— START Data for this exercise —

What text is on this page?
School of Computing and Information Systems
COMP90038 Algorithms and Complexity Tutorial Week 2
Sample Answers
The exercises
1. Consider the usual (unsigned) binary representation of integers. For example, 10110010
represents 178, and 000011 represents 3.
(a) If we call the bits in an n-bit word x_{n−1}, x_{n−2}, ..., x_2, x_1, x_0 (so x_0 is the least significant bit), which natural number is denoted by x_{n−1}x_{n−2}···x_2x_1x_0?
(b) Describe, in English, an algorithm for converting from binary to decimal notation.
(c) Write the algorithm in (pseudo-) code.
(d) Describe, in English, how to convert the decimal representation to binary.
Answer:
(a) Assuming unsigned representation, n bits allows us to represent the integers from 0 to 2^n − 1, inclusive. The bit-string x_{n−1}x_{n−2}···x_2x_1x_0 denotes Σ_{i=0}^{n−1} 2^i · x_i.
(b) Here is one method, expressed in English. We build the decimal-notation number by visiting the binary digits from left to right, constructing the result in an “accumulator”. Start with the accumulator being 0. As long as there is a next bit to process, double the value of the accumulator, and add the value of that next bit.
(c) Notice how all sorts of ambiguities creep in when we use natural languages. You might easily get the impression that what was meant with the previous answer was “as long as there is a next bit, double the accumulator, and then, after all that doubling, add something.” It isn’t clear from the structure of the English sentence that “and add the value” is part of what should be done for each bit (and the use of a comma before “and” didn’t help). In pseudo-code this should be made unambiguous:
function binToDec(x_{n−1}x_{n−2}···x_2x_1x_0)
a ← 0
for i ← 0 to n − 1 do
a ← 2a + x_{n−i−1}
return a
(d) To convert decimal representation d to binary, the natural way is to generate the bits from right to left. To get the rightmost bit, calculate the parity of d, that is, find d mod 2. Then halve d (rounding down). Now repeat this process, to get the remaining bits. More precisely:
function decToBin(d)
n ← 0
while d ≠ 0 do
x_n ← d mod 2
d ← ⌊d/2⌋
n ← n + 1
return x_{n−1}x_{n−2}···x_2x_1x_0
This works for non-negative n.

— END Data for this exercise —

Go through the material and select each line with the string "bits" in it.

**Task solution:**
(a) If we call the bits in an n-bit word x_{n−1}, x_{n−2}, ..., x_2, x_1, x_0 (so x_0 is the least significant bit), which natural number is denoted by x_{n−1}x_{n−2}···x_2x_1x_0?
(a) Assuming unsigned representation, n bits allows us to represent the integers from 0 to 2^n − 1, inclusive. The bit-string x_{n−1}x_{n−2}···x_2x_1x_0 denotes Σ_{i=0}^{n−1} 2^i · x_i.
(d) To convert decimal representation d to binary, the natural way is to generate the bits from right to left. To get the rightmost bit, calculate the parity of d, that is, find d mod 2. Then halve d (rounding down). Now repeat this process, to get the remaining bits. More precisely:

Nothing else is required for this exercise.